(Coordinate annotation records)
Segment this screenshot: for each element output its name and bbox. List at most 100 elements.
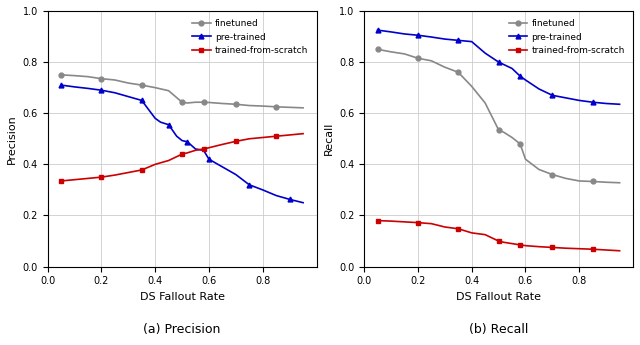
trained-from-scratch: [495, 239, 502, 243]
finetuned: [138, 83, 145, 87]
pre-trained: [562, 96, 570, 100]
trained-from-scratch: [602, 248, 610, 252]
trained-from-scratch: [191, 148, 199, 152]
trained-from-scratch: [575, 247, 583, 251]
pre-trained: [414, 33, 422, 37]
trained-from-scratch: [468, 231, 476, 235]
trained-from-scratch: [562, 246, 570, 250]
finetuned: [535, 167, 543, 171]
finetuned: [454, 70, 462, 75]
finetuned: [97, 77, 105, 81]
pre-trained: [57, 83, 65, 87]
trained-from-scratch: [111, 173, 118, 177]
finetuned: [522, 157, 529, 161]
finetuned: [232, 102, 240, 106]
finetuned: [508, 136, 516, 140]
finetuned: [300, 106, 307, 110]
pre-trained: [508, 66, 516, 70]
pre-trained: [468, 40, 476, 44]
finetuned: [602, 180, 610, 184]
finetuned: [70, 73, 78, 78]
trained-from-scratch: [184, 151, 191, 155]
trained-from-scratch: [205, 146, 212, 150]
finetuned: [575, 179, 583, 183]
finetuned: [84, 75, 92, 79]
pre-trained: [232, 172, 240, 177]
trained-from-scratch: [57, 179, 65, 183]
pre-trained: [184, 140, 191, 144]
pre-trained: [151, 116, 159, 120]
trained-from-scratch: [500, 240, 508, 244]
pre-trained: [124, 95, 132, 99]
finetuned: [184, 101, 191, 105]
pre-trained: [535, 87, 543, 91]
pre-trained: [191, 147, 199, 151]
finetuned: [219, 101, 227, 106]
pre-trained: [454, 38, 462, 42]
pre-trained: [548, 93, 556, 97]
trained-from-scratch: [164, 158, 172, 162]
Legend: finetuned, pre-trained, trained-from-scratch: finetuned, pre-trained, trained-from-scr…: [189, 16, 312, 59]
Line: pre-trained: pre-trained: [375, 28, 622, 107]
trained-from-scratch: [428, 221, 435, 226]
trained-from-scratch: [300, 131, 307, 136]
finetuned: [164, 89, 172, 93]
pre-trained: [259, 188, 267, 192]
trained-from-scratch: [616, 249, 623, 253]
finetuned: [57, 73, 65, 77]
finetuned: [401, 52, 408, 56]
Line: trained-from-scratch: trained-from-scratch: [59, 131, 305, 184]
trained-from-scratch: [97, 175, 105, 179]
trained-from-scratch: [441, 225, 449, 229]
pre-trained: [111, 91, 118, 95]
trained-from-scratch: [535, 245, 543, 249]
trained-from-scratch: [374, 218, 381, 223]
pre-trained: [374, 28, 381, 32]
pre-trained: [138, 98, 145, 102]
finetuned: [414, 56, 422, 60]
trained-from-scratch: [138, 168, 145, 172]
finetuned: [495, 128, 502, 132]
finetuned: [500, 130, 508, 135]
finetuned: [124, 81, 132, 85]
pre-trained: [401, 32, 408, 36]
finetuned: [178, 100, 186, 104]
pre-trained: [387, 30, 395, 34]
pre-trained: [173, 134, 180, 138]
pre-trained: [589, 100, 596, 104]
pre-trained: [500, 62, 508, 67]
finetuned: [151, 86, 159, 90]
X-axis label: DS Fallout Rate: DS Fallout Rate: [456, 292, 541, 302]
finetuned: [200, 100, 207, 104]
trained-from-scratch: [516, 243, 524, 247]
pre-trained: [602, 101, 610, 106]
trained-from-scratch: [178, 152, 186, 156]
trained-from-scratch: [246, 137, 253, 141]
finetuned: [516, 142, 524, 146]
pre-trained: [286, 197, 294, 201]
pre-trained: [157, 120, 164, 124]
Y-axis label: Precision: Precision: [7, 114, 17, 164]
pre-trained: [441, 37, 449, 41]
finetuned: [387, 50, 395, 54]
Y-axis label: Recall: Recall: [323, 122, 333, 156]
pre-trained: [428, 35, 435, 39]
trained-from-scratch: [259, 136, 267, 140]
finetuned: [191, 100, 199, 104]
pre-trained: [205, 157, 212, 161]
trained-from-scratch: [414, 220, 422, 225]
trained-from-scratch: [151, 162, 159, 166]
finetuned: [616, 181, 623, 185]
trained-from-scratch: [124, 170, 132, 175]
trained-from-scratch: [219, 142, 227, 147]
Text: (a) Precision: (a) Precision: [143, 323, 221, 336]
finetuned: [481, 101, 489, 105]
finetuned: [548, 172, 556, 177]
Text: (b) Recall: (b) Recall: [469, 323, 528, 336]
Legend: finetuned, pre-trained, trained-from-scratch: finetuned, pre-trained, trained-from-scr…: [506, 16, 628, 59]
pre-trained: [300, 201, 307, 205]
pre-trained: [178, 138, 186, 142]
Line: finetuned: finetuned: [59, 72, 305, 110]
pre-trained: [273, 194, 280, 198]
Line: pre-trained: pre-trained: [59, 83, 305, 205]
==
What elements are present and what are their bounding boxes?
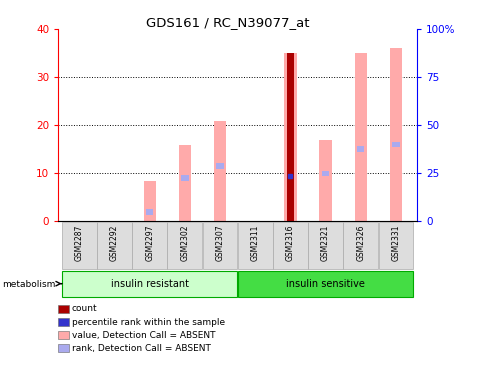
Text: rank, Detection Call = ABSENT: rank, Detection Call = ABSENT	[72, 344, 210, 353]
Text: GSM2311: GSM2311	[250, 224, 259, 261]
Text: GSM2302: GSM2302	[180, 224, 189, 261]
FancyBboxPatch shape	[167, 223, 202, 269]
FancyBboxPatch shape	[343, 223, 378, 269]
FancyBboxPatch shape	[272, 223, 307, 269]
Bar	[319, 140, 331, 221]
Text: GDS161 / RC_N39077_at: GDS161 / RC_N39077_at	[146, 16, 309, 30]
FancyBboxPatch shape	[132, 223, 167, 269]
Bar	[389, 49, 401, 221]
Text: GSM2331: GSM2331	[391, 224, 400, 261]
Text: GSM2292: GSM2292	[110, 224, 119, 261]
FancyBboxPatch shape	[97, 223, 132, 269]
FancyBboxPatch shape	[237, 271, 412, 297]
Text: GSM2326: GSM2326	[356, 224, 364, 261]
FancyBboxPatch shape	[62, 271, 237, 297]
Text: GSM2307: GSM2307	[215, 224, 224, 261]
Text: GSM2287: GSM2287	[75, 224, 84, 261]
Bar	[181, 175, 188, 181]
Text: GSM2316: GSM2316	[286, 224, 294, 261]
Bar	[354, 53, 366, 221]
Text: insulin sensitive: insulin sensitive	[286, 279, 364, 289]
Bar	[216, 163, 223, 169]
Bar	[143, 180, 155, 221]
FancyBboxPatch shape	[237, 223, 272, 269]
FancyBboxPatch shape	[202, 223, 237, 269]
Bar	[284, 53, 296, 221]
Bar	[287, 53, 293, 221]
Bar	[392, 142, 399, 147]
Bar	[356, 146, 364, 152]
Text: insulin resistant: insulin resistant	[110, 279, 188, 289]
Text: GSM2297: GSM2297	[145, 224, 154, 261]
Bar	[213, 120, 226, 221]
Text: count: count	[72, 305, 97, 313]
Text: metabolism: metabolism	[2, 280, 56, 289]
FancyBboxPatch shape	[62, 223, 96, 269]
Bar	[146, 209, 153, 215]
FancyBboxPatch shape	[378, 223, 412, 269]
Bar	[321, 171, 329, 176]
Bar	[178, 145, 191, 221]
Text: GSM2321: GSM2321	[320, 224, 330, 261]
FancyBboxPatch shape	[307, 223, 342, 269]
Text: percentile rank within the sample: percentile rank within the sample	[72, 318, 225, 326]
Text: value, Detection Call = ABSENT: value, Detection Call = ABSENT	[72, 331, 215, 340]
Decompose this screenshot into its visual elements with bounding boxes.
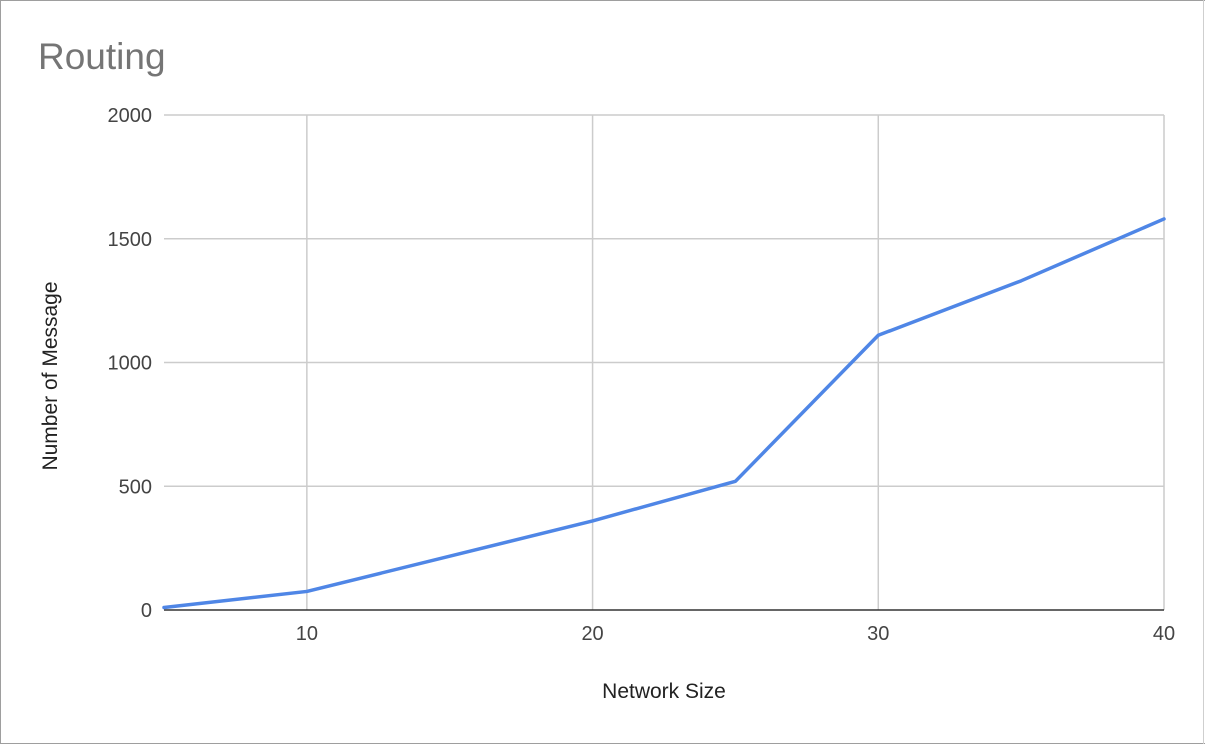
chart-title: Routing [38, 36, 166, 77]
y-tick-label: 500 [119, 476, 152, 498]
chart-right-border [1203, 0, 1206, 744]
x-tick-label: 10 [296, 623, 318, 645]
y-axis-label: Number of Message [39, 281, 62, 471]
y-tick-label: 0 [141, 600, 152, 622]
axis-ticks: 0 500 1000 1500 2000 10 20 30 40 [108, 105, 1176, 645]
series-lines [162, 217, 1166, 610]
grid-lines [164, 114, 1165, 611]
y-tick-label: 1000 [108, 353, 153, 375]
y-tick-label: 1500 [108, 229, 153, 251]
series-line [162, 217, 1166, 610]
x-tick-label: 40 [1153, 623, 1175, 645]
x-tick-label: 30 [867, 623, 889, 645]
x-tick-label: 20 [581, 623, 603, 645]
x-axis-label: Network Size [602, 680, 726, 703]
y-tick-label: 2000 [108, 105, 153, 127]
--
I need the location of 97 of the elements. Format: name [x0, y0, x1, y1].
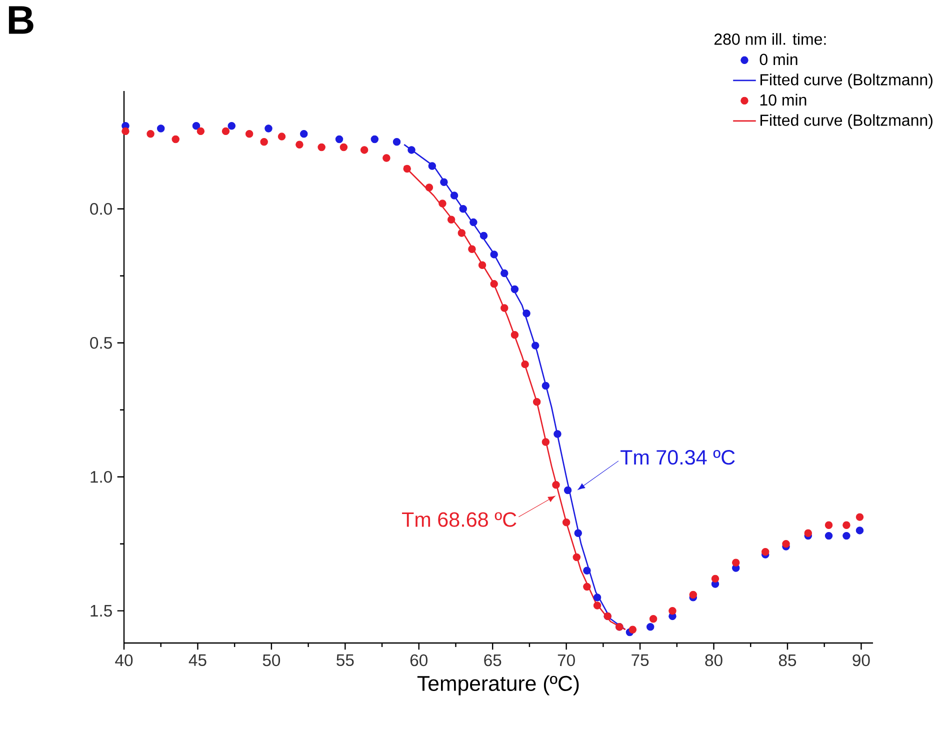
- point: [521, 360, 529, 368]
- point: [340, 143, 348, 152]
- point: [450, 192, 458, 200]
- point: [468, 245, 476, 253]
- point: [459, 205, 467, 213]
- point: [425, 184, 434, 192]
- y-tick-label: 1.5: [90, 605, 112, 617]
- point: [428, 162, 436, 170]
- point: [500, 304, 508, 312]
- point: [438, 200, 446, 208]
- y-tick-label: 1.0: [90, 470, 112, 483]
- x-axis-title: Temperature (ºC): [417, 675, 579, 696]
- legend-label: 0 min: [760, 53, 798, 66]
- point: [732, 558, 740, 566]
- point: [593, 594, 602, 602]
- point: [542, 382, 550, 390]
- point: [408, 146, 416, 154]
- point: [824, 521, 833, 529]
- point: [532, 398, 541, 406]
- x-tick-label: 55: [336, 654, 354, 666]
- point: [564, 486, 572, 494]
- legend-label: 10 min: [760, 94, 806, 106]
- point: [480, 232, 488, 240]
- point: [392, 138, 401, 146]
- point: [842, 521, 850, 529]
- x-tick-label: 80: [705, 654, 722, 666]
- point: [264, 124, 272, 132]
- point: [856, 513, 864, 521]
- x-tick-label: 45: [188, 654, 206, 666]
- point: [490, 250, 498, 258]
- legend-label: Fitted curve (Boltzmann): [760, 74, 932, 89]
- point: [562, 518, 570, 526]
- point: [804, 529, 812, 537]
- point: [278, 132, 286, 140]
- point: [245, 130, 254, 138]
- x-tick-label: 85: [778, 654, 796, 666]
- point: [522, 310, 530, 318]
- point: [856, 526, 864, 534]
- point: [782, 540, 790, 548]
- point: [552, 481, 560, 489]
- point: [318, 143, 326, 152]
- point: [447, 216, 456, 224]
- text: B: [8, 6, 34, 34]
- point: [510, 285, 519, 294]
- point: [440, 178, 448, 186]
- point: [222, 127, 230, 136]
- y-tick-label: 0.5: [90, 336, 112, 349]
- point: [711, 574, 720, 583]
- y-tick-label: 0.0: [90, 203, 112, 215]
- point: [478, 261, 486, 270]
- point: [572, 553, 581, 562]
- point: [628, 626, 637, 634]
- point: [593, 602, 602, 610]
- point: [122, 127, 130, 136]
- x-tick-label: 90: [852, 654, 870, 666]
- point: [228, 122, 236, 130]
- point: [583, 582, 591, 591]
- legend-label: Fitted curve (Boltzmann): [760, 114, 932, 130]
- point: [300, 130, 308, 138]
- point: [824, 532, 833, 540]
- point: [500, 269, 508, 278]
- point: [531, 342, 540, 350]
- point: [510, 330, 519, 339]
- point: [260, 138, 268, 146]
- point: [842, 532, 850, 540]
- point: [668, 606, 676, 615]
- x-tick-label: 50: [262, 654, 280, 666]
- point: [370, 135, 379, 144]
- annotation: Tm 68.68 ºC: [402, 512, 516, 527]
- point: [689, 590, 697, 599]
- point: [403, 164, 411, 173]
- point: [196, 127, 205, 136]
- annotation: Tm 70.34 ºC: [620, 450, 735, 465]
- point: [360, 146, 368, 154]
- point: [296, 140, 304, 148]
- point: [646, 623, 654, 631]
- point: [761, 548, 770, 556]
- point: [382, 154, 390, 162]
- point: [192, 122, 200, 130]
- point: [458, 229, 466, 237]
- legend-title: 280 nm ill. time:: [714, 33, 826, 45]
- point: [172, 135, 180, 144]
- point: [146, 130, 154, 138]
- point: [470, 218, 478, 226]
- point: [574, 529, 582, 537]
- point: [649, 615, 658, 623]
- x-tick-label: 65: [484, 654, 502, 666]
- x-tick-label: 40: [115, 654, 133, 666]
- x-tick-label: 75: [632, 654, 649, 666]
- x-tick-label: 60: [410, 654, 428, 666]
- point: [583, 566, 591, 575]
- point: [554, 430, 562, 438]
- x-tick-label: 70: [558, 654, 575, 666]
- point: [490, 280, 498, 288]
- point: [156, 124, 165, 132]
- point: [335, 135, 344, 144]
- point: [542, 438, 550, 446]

Problem details
Output the data from the line containing "Text: rank, Detection" through the line containing "Text: insulin sensitive: insulin", inclusive, as a Markdown table with a column Row for the row number and a column Entry for the line, leaving out blank lines.

Final result
| Row | Entry |
|---|---|
| 1 | Text: rank, Detection Call = ABSENT: rank, Detection Call = ABSENT	[72, 344, 210, 353] |
| 2 | Text: GSM2311: GSM2311	[250, 224, 259, 261] |
| 3 | Text: GSM2302: GSM2302	[180, 224, 189, 261] |
| 4 | FancyBboxPatch shape	[167, 223, 202, 269] |
| 5 | FancyBboxPatch shape	[343, 223, 378, 269] |
| 6 | FancyBboxPatch shape	[272, 223, 307, 269] |
| 7 | Bar	[319, 140, 331, 221] |
| 8 | Text: GDS161 / RC_N39077_at: GDS161 / RC_N39077_at	[146, 16, 309, 30] |
| 9 | FancyBboxPatch shape	[132, 223, 167, 269] |
| 10 | Bar	[389, 49, 401, 221] |
| 11 | Text: GSM2331: GSM2331	[391, 224, 400, 261] |
| 12 | Text: GSM2292: GSM2292	[110, 224, 119, 261] |
| 13 | FancyBboxPatch shape	[97, 223, 132, 269] |
| 14 | FancyBboxPatch shape	[237, 271, 412, 297] |
| 15 | Text: GSM2326: GSM2326	[356, 224, 364, 261] |
| 16 | FancyBboxPatch shape	[62, 271, 237, 297] |
| 17 | Text: GSM2307: GSM2307	[215, 224, 224, 261] |
| 18 | Text: GSM2287: GSM2287	[75, 224, 84, 261] |
| 19 | Bar	[181, 175, 188, 181] |
| 20 | Text: GSM2316: GSM2316	[286, 224, 294, 261] |
| 21 | Bar	[354, 53, 366, 221] |
| 22 | Text: insulin sensitive: insulin sensitive	[286, 279, 364, 289] |